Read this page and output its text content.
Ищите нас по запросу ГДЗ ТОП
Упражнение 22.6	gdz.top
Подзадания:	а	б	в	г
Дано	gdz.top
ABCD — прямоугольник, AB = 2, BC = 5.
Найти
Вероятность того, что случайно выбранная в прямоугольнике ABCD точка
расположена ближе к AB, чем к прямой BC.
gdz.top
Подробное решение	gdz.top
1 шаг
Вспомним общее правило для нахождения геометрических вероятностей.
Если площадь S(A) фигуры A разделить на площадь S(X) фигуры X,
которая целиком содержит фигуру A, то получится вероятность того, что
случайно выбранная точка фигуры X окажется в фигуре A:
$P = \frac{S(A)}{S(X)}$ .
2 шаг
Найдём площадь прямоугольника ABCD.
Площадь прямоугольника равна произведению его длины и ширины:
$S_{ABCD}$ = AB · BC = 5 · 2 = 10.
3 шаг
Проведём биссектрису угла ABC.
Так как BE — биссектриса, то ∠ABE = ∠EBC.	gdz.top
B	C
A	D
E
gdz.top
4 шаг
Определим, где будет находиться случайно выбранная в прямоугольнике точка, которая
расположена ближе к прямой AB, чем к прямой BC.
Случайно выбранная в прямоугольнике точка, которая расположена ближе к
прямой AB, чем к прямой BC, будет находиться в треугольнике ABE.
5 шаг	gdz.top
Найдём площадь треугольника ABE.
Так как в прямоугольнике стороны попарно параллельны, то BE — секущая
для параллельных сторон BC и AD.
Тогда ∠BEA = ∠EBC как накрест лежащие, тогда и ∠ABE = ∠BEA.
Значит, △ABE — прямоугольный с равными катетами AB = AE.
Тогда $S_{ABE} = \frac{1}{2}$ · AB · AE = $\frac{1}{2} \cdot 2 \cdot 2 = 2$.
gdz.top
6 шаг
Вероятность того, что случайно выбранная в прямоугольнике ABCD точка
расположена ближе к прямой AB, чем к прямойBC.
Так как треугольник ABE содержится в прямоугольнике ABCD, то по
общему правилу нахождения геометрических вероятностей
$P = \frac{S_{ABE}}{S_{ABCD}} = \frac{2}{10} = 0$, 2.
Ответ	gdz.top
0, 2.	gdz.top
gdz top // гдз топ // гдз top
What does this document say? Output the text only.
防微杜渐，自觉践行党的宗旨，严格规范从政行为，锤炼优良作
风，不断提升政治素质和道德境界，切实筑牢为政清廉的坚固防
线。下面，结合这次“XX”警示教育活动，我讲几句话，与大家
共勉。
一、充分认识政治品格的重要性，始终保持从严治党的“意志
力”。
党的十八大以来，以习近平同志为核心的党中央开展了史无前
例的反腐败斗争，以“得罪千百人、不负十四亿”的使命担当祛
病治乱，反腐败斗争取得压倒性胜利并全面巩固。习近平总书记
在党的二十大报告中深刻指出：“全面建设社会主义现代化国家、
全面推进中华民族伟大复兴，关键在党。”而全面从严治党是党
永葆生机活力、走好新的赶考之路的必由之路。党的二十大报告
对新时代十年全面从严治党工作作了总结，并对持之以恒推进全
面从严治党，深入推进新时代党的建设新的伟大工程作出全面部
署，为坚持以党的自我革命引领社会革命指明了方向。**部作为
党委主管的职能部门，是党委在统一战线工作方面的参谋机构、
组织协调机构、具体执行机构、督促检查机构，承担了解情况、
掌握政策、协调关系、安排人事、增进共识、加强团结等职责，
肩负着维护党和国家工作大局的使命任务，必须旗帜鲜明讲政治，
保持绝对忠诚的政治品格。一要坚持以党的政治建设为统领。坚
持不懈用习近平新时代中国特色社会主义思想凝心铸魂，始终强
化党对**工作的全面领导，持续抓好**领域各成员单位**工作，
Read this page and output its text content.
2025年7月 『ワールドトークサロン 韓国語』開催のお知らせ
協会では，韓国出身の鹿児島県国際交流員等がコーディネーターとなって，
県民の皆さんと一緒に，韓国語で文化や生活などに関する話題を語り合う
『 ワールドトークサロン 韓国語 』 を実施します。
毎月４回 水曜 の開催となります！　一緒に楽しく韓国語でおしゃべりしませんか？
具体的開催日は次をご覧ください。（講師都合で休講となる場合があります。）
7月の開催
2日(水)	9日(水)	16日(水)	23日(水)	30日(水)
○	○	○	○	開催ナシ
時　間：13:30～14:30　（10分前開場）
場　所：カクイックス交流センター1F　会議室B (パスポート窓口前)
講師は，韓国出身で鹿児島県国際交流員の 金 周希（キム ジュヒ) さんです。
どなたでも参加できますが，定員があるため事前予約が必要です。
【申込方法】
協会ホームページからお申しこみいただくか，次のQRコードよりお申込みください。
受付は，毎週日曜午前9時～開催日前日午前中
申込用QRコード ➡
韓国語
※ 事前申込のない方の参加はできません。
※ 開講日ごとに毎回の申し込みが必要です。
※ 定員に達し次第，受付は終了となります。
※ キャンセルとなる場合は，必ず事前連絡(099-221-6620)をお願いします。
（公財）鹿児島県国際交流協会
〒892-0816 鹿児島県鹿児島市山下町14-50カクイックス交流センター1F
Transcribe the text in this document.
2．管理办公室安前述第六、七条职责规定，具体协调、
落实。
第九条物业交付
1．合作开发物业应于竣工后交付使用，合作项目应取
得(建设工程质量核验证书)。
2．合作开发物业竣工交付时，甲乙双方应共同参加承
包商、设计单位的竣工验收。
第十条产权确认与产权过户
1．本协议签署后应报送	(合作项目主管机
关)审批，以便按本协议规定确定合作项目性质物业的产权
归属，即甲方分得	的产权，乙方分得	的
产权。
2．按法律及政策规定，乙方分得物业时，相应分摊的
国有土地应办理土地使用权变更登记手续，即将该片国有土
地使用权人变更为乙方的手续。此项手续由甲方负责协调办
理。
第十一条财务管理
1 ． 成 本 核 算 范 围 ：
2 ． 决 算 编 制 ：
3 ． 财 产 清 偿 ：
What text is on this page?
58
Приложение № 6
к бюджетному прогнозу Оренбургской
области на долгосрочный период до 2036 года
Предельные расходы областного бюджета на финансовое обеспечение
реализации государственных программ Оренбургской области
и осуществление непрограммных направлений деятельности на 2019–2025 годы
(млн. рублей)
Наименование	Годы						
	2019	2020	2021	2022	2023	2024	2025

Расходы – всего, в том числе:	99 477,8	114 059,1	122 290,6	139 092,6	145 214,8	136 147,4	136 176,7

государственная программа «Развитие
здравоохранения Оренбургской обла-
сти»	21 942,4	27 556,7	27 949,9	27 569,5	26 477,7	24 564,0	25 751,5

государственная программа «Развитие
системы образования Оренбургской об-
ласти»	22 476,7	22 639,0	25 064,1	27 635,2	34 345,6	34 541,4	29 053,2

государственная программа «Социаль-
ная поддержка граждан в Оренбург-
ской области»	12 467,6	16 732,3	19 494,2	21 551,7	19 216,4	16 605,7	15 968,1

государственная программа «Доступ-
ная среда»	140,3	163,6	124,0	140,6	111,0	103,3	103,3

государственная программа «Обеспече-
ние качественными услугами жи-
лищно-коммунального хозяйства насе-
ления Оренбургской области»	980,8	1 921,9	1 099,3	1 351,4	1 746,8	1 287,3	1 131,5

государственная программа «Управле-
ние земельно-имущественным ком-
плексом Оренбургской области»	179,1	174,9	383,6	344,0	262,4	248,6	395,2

---------------

#### [Written request]
Return each entry from the material above exactly as it appears.

#### [Exercise solution]
Read this page and output its text content.
Ищите нас по запросу ГДЗ ТОП
Упражнение 22.6	gdz.top
Подзадания:	а	б	в	г
Дано	gdz.top
ABCD — прямоугольник, AB = 2, BC = 5.
Найти
Вероятность того, что случайно выбранная в прямоугольнике ABCD точка
расположена ближе к AB, чем к прямой BC.
gdz.top
Подробное решение	gdz.top
1 шаг
Вспомним общее правило для нахождения геометрических вероятностей.
Если площадь S(A) фигуры A разделить на площадь S(X) фигуры X,
которая целиком содержит фигуру A, то получится вероятность того, что
случайно выбранная точка фигуры X окажется в фигуре A:
$P = \frac{S(A)}{S(X)}$ .
2 шаг
Найдём площадь прямоугольника ABCD.
Площадь прямоугольника равна произведению его длины и ширины:
$S_{ABCD}$ = AB · BC = 5 · 2 = 10.
3 шаг
Проведём биссектрису угла ABC.
Так как BE — биссектриса, то ∠ABE = ∠EBC.	gdz.top
B	C
A	D
E
gdz.top
4 шаг
Определим, где будет находиться случайно выбранная в прямоугольнике точка, которая
расположена ближе к прямой AB, чем к прямой BC.
Случайно выбранная в прямоугольнике точка, которая расположена ближе к
прямой AB, чем к прямой BC, будет находиться в треугольнике ABE.
5 шаг	gdz.top
Найдём площадь треугольника ABE.
Так как в прямоугольнике стороны попарно параллельны, то BE — секущая
для параллельных сторон BC и AD.
Тогда ∠BEA = ∠EBC как накрест лежащие, тогда и ∠ABE = ∠BEA.
Значит, △ABE — прямоугольный с равными катетами AB = AE.
Тогда $S_{ABE} = \frac{1}{2}$ · AB · AE = $\frac{1}{2} \cdot 2 \cdot 2 = 2$.
gdz.top
6 шаг
Вероятность того, что случайно выбранная в прямоугольнике ABCD точка
расположена ближе к прямой AB, чем к прямойBC.
Так как треугольник ABE содержится в прямоугольнике ABCD, то по
общему правилу нахождения геометрических вероятностей
$P = \frac{S_{ABE}}{S_{ABCD}} = \frac{2}{10} = 0$, 2.
Ответ	gdz.top
0, 2.	gdz.top
gdz top // гдз топ // гдз top
What does this document say? Output the text only.
防微杜渐，自觉践行党的宗旨，严格规范从政行为，锤炼优良作
风，不断提升政治素质和道德境界，切实筑牢为政清廉的坚固防
线。下面，结合这次“XX”警示教育活动，我讲几句话，与大家
共勉。
一、充分认识政治品格的重要性，始终保持从严治党的“意志
力”。
党的十八大以来，以习近平同志为核心的党中央开展了史无前
例的反腐败斗争，以“得罪千百人、不负十四亿”的使命担当祛
病治乱，反腐败斗争取得压倒性胜利并全面巩固。习近平总书记
在党的二十大报告中深刻指出：“全面建设社会主义现代化国家、
全面推进中华民族伟大复兴，关键在党。”而全面从严治党是党
永葆生机活力、走好新的赶考之路的必由之路。党的二十大报告
对新时代十年全面从严治党工作作了总结，并对持之以恒推进全
面从严治党，深入推进新时代党的建设新的伟大工程作出全面部
署，为坚持以党的自我革命引领社会革命指明了方向。**部作为
党委主管的职能部门，是党委在统一战线工作方面的参谋机构、
组织协调机构、具体执行机构、督促检查机构，承担了解情况、
掌握政策、协调关系、安排人事、增进共识、加强团结等职责，
肩负着维护党和国家工作大局的使命任务，必须旗帜鲜明讲政治，
保持绝对忠诚的政治品格。一要坚持以党的政治建设为统领。坚
持不懈用习近平新时代中国特色社会主义思想凝心铸魂，始终强
化党对**工作的全面领导，持续抓好**领域各成员单位**工作，
Read this page and output its text content.
2025年7月 『ワールドトークサロン 韓国語』開催のお知らせ
協会では，韓国出身の鹿児島県国際交流員等がコーディネーターとなって，
県民の皆さんと一緒に，韓国語で文化や生活などに関する話題を語り合う
『 ワールドトークサロン 韓国語 』 を実施します。
毎月４回 水曜 の開催となります！　一緒に楽しく韓国語でおしゃべりしませんか？
具体的開催日は次をご覧ください。（講師都合で休講となる場合があります。）
7月の開催
2日(水)	9日(水)	16日(水)	23日(水)	30日(水)
○	○	○	○	開催ナシ
時　間：13:30～14:30　（10分前開場）
場　所：カクイックス交流センター1F　会議室B (パスポート窓口前)
講師は，韓国出身で鹿児島県国際交流員の 金 周希（キム ジュヒ) さんです。
どなたでも参加できますが，定員があるため事前予約が必要です。
【申込方法】
協会ホームページからお申しこみいただくか，次のQRコードよりお申込みください。
受付は，毎週日曜午前9時～開催日前日午前中
申込用QRコード ➡
韓国語
※ 事前申込のない方の参加はできません。
※ 開講日ごとに毎回の申し込みが必要です。
※ 定員に達し次第，受付は終了となります。
※ キャンセルとなる場合は，必ず事前連絡(099-221-6620)をお願いします。
（公財）鹿児島県国際交流協会
〒892-0816 鹿児島県鹿児島市山下町14-50カクイックス交流センター1F
Transcribe the text in this document.
2．管理办公室安前述第六、七条职责规定，具体协调、
落实。
第九条物业交付
1．合作开发物业应于竣工后交付使用，合作项目应取
得(建设工程质量核验证书)。
2．合作开发物业竣工交付时，甲乙双方应共同参加承
包商、设计单位的竣工验收。
第十条产权确认与产权过户
1．本协议签署后应报送	(合作项目主管机
关)审批，以便按本协议规定确定合作项目性质物业的产权
归属，即甲方分得	的产权，乙方分得	的
产权。
2．按法律及政策规定，乙方分得物业时，相应分摊的
国有土地应办理土地使用权变更登记手续，即将该片国有土
地使用权人变更为乙方的手续。此项手续由甲方负责协调办
理。
第十一条财务管理
1 ． 成 本 核 算 范 围 ：
2 ． 决 算 编 制 ：
3 ． 财 产 清 偿 ：
What text is on this page?
58
Приложение № 6
к бюджетному прогнозу Оренбургской
области на долгосрочный период до 2036 года
Предельные расходы областного бюджета на финансовое обеспечение
реализации государственных программ Оренбургской области
и осуществление непрограммных направлений деятельности на 2019–2025 годы
(млн. рублей)
Наименование	Годы						
	2019	2020	2021	2022	2023	2024	2025

Расходы – всего, в том числе:	99 477,8	114 059,1	122 290,6	139 092,6	145 214,8	136 147,4	136 176,7

государственная программа «Развитие
здравоохранения Оренбургской обла-
сти»	21 942,4	27 556,7	27 949,9	27 569,5	26 477,7	24 564,0	25 751,5

государственная программа «Развитие
системы образования Оренбургской об-
ласти»	22 476,7	22 639,0	25 064,1	27 635,2	34 345,6	34 541,4	29 053,2

государственная программа «Социаль-
ная поддержка граждан в Оренбург-
ской области»	12 467,6	16 732,3	19 494,2	21 551,7	19 216,4	16 605,7	15 968,1

государственная программа «Доступ-
ная среда»	140,3	163,6	124,0	140,6	111,0	103,3	103,3

государственная программа «Обеспече-
ние качественными услугами жи-
лищно-коммунального хозяйства насе-
ления Оренбургской области»	980,8	1 921,9	1 099,3	1 351,4	1 746,8	1 287,3	1 131,5

государственная программа «Управле-
ние земельно-имущественным ком-
плексом Оренбургской области»	179,1	174,9	383,6	344,0	262,4	248,6	395,2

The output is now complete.